[Data entries]
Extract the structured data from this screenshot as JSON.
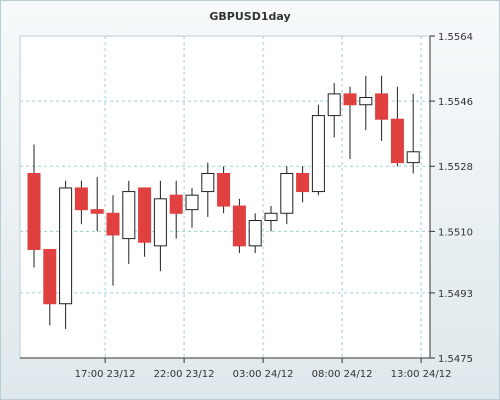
{
  "chart_data": {
    "type": "candlestick",
    "title": "GBPUSD1day",
    "xlabel": "",
    "ylabel": "",
    "ylim": [
      1.5475,
      1.5564
    ],
    "yticks": [
      "1.5564",
      "1.5546",
      "1.5528",
      "1.5510",
      "1.5493",
      "1.5475"
    ],
    "ytick_values": [
      1.5564,
      1.5546,
      1.5528,
      1.551,
      1.5493,
      1.5475
    ],
    "xticks": [
      {
        "label": "17:00 23/12",
        "index": 4.5
      },
      {
        "label": "22:00 23/12",
        "index": 9.5
      },
      {
        "label": "03:00 24/12",
        "index": 14.5
      },
      {
        "label": "08:00 24/12",
        "index": 19.5
      },
      {
        "label": "13:00 24/12",
        "index": 24.5
      }
    ],
    "grid": true,
    "colors": {
      "bear": "#e04040",
      "bull": "#ffffff",
      "outline": "#222222",
      "grid": "#9fd0d6"
    },
    "candles": [
      {
        "o": 1.5526,
        "h": 1.5534,
        "l": 1.55,
        "c": 1.5505
      },
      {
        "o": 1.5505,
        "h": 1.5505,
        "l": 1.5484,
        "c": 1.549
      },
      {
        "o": 1.549,
        "h": 1.5524,
        "l": 1.5483,
        "c": 1.5522
      },
      {
        "o": 1.5522,
        "h": 1.5524,
        "l": 1.5512,
        "c": 1.5516
      },
      {
        "o": 1.5516,
        "h": 1.5525,
        "l": 1.551,
        "c": 1.5515
      },
      {
        "o": 1.5515,
        "h": 1.552,
        "l": 1.5495,
        "c": 1.5509
      },
      {
        "o": 1.5508,
        "h": 1.5524,
        "l": 1.5501,
        "c": 1.5521
      },
      {
        "o": 1.5522,
        "h": 1.5522,
        "l": 1.5503,
        "c": 1.5507
      },
      {
        "o": 1.5506,
        "h": 1.5524,
        "l": 1.5499,
        "c": 1.5519
      },
      {
        "o": 1.552,
        "h": 1.5524,
        "l": 1.5508,
        "c": 1.5515
      },
      {
        "o": 1.5516,
        "h": 1.5522,
        "l": 1.5511,
        "c": 1.552
      },
      {
        "o": 1.5521,
        "h": 1.5529,
        "l": 1.5514,
        "c": 1.5526
      },
      {
        "o": 1.5526,
        "h": 1.5528,
        "l": 1.5515,
        "c": 1.5517
      },
      {
        "o": 1.5517,
        "h": 1.5519,
        "l": 1.5504,
        "c": 1.5506
      },
      {
        "o": 1.5506,
        "h": 1.5515,
        "l": 1.5504,
        "c": 1.5513
      },
      {
        "o": 1.5513,
        "h": 1.5517,
        "l": 1.551,
        "c": 1.5515
      },
      {
        "o": 1.5515,
        "h": 1.5528,
        "l": 1.5512,
        "c": 1.5526
      },
      {
        "o": 1.5526,
        "h": 1.5528,
        "l": 1.5518,
        "c": 1.5521
      },
      {
        "o": 1.5521,
        "h": 1.5545,
        "l": 1.552,
        "c": 1.5542
      },
      {
        "o": 1.5542,
        "h": 1.5551,
        "l": 1.5536,
        "c": 1.5548
      },
      {
        "o": 1.5548,
        "h": 1.555,
        "l": 1.553,
        "c": 1.5545
      },
      {
        "o": 1.5545,
        "h": 1.5553,
        "l": 1.5538,
        "c": 1.5547
      },
      {
        "o": 1.5548,
        "h": 1.5553,
        "l": 1.5535,
        "c": 1.5541
      },
      {
        "o": 1.5541,
        "h": 1.555,
        "l": 1.5528,
        "c": 1.5529
      },
      {
        "o": 1.5529,
        "h": 1.5548,
        "l": 1.5526,
        "c": 1.5532
      }
    ]
  }
}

# WHAT IS REQUIRED:
Give back each entry exactly as it appears, with no pictures.

# TASK SOLUTION:
Extract the structured data from this screenshot as JSON.
{
  "chart_data": {
    "type": "candlestick",
    "title": "GBPUSD1day",
    "xlabel": "",
    "ylabel": "",
    "ylim": [
      1.5475,
      1.5564
    ],
    "yticks": [
      "1.5564",
      "1.5546",
      "1.5528",
      "1.5510",
      "1.5493",
      "1.5475"
    ],
    "ytick_values": [
      1.5564,
      1.5546,
      1.5528,
      1.551,
      1.5493,
      1.5475
    ],
    "xticks": [
      {
        "label": "17:00 23/12",
        "index": 4.5
      },
      {
        "label": "22:00 23/12",
        "index": 9.5
      },
      {
        "label": "03:00 24/12",
        "index": 14.5
      },
      {
        "label": "08:00 24/12",
        "index": 19.5
      },
      {
        "label": "13:00 24/12",
        "index": 24.5
      }
    ],
    "grid": true,
    "colors": {
      "bear": "#e04040",
      "bull": "#ffffff",
      "outline": "#222222",
      "grid": "#9fd0d6"
    },
    "candles": [
      {
        "o": 1.5526,
        "h": 1.5534,
        "l": 1.55,
        "c": 1.5505
      },
      {
        "o": 1.5505,
        "h": 1.5505,
        "l": 1.5484,
        "c": 1.549
      },
      {
        "o": 1.549,
        "h": 1.5524,
        "l": 1.5483,
        "c": 1.5522
      },
      {
        "o": 1.5522,
        "h": 1.5524,
        "l": 1.5512,
        "c": 1.5516
      },
      {
        "o": 1.5516,
        "h": 1.5525,
        "l": 1.551,
        "c": 1.5515
      },
      {
        "o": 1.5515,
        "h": 1.552,
        "l": 1.5495,
        "c": 1.5509
      },
      {
        "o": 1.5508,
        "h": 1.5524,
        "l": 1.5501,
        "c": 1.5521
      },
      {
        "o": 1.5522,
        "h": 1.5522,
        "l": 1.5503,
        "c": 1.5507
      },
      {
        "o": 1.5506,
        "h": 1.5524,
        "l": 1.5499,
        "c": 1.5519
      },
      {
        "o": 1.552,
        "h": 1.5524,
        "l": 1.5508,
        "c": 1.5515
      },
      {
        "o": 1.5516,
        "h": 1.5522,
        "l": 1.5511,
        "c": 1.552
      },
      {
        "o": 1.5521,
        "h": 1.5529,
        "l": 1.5514,
        "c": 1.5526
      },
      {
        "o": 1.5526,
        "h": 1.5528,
        "l": 1.5515,
        "c": 1.5517
      },
      {
        "o": 1.5517,
        "h": 1.5519,
        "l": 1.5504,
        "c": 1.5506
      },
      {
        "o": 1.5506,
        "h": 1.5515,
        "l": 1.5504,
        "c": 1.5513
      },
      {
        "o": 1.5513,
        "h": 1.5517,
        "l": 1.551,
        "c": 1.5515
      },
      {
        "o": 1.5515,
        "h": 1.5528,
        "l": 1.5512,
        "c": 1.5526
      },
      {
        "o": 1.5526,
        "h": 1.5528,
        "l": 1.5518,
        "c": 1.5521
      },
      {
        "o": 1.5521,
        "h": 1.5545,
        "l": 1.552,
        "c": 1.5542
      },
      {
        "o": 1.5542,
        "h": 1.5551,
        "l": 1.5536,
        "c": 1.5548
      },
      {
        "o": 1.5548,
        "h": 1.555,
        "l": 1.553,
        "c": 1.5545
      },
      {
        "o": 1.5545,
        "h": 1.5553,
        "l": 1.5538,
        "c": 1.5547
      },
      {
        "o": 1.5548,
        "h": 1.5553,
        "l": 1.5535,
        "c": 1.5541
      },
      {
        "o": 1.5541,
        "h": 1.555,
        "l": 1.5528,
        "c": 1.5529
      },
      {
        "o": 1.5529,
        "h": 1.5548,
        "l": 1.5526,
        "c": 1.5532
      }
    ]
  }
}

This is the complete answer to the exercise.